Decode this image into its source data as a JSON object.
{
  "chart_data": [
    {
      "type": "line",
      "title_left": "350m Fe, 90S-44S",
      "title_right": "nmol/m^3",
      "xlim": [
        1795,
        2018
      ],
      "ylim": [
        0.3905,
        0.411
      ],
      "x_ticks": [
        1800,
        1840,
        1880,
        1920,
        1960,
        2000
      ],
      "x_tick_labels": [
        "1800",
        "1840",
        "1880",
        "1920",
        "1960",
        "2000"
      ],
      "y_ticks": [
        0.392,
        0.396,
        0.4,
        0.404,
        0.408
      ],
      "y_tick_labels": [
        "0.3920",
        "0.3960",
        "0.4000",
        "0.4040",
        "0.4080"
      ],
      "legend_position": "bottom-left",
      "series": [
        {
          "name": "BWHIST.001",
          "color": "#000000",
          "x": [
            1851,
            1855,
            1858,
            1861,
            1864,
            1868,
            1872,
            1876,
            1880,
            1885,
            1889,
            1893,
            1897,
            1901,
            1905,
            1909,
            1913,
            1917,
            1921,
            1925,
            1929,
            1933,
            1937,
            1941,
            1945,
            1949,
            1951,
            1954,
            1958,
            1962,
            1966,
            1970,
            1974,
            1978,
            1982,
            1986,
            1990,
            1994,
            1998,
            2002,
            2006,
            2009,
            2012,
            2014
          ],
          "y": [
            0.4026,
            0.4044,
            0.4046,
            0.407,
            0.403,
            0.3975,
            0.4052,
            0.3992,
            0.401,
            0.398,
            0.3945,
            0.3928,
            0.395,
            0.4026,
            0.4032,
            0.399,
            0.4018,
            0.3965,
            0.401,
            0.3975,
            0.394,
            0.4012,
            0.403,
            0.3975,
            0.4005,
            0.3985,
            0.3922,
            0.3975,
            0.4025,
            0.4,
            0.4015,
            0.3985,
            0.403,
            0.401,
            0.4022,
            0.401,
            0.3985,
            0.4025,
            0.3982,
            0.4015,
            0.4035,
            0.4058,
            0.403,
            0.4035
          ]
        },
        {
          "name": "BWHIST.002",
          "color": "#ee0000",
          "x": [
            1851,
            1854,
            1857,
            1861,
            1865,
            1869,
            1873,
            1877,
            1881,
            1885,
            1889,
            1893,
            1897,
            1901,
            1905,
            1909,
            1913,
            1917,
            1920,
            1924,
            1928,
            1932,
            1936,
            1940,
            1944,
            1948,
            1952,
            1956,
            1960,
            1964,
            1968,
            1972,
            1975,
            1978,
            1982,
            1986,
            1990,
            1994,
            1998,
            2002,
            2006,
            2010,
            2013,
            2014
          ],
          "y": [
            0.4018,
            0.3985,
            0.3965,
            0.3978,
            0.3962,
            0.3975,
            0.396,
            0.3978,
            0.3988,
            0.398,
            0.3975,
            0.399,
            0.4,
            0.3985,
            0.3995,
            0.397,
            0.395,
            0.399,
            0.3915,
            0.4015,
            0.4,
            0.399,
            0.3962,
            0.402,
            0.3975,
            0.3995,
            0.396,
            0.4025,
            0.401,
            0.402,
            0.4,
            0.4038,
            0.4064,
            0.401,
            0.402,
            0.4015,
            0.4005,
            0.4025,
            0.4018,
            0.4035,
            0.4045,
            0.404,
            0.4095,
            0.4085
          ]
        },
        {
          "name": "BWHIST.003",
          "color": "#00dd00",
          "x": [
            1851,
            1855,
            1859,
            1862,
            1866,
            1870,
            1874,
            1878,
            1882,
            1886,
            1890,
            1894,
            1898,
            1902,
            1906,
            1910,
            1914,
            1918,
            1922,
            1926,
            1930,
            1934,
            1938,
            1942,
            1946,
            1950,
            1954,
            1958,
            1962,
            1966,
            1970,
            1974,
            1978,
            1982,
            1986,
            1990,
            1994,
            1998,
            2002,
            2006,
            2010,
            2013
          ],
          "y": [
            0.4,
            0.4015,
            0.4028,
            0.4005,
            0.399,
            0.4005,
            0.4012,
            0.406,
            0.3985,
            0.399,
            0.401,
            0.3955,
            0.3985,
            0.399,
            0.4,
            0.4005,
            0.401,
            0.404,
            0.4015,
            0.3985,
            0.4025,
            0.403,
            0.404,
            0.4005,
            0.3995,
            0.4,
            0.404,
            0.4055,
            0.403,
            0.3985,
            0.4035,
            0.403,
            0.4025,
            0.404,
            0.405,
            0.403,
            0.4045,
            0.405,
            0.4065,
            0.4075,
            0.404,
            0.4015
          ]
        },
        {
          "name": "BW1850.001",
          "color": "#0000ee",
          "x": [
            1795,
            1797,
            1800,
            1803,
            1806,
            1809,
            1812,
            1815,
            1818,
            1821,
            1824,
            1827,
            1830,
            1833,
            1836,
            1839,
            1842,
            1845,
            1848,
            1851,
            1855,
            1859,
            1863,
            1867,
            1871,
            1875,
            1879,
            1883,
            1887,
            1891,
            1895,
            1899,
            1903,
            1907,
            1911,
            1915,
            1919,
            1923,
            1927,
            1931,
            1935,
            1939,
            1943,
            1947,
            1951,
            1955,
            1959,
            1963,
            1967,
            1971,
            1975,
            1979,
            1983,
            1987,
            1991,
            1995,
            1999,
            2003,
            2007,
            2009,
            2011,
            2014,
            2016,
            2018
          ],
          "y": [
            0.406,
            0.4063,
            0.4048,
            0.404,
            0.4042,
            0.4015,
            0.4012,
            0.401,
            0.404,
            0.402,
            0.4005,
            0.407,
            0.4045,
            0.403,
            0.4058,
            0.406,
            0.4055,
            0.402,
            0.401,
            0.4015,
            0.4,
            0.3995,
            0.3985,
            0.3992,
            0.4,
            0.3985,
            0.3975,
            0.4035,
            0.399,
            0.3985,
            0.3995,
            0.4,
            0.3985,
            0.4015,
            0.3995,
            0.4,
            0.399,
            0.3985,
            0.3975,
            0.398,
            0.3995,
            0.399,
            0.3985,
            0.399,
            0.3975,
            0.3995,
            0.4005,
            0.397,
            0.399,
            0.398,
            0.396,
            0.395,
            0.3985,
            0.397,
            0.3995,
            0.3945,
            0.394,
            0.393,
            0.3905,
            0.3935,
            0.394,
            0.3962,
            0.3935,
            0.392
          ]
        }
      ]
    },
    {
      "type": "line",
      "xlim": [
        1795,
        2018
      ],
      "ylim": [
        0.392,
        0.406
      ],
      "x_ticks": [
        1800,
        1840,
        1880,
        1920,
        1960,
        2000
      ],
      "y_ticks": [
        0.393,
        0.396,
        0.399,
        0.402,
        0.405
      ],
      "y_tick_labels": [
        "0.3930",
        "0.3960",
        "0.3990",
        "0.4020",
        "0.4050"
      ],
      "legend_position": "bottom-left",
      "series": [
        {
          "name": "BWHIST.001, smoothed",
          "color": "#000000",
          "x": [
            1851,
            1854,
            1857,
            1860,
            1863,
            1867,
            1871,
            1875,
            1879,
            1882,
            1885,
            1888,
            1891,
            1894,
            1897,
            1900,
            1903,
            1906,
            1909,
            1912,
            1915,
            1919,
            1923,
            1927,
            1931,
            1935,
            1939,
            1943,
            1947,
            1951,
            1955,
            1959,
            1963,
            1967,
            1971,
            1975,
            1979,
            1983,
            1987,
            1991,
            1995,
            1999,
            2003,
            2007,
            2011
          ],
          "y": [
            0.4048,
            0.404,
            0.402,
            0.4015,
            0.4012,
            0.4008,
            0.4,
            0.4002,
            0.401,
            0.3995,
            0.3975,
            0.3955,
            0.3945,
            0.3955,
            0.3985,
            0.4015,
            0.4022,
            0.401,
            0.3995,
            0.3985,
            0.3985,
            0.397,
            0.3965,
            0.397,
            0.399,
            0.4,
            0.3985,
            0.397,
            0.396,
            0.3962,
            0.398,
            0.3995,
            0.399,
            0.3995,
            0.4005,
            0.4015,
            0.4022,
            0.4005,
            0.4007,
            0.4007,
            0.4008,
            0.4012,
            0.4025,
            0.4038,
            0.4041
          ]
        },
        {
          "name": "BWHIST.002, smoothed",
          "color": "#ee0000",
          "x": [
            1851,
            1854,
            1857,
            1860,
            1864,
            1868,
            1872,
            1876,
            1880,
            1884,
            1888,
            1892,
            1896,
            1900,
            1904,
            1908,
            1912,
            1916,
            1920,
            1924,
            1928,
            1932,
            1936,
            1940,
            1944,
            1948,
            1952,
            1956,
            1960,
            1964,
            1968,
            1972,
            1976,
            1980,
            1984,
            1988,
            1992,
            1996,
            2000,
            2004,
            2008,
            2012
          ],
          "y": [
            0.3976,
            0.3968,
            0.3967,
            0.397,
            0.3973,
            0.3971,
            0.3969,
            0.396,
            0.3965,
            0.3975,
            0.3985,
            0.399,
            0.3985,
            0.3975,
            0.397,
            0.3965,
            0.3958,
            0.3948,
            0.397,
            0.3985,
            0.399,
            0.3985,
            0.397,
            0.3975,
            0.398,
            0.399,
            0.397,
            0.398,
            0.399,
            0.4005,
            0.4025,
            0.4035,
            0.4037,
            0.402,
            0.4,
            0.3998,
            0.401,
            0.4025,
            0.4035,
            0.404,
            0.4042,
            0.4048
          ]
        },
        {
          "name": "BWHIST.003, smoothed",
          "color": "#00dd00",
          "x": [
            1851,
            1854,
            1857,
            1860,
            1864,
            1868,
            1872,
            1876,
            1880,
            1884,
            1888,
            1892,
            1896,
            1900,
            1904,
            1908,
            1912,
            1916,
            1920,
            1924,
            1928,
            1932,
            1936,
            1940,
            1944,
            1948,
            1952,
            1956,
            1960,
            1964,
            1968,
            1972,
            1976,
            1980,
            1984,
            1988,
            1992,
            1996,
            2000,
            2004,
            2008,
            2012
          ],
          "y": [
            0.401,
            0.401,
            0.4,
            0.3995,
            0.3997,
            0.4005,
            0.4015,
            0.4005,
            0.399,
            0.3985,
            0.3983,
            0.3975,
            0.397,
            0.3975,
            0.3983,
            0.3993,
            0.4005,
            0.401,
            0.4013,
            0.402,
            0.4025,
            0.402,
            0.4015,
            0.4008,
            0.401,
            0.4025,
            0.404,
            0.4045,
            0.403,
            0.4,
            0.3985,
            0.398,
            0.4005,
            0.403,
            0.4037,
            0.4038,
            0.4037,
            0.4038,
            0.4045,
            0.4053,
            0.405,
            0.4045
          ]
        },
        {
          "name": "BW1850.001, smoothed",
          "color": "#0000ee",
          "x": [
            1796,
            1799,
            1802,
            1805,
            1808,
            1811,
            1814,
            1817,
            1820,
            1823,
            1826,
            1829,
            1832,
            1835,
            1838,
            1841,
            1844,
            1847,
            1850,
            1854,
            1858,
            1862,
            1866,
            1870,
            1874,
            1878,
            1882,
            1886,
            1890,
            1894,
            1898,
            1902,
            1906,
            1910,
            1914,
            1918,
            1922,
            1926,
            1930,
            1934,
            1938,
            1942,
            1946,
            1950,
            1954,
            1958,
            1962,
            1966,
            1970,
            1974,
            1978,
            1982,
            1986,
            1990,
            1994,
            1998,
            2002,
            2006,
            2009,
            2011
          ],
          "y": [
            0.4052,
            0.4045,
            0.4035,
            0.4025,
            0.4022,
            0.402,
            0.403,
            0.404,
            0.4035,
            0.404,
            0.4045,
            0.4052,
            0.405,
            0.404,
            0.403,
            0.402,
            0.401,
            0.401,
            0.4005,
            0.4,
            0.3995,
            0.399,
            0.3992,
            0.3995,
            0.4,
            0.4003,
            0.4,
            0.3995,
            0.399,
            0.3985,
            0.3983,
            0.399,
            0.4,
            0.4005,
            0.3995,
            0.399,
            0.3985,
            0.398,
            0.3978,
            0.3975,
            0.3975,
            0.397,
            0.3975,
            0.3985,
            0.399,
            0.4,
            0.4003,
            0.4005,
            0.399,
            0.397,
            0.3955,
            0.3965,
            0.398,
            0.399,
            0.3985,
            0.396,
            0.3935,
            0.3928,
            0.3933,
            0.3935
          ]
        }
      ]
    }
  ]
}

- - -

§ **What you will do**
Look through the entries above. Extract each line with the word "smoothed".

§ **Answer to this task**
          "name": "BWHIST.001, smoothed",
          "name": "BWHIST.002, smoothed",
          "name": "BWHIST.003, smoothed",
          "name": "BW1850.001, smoothed",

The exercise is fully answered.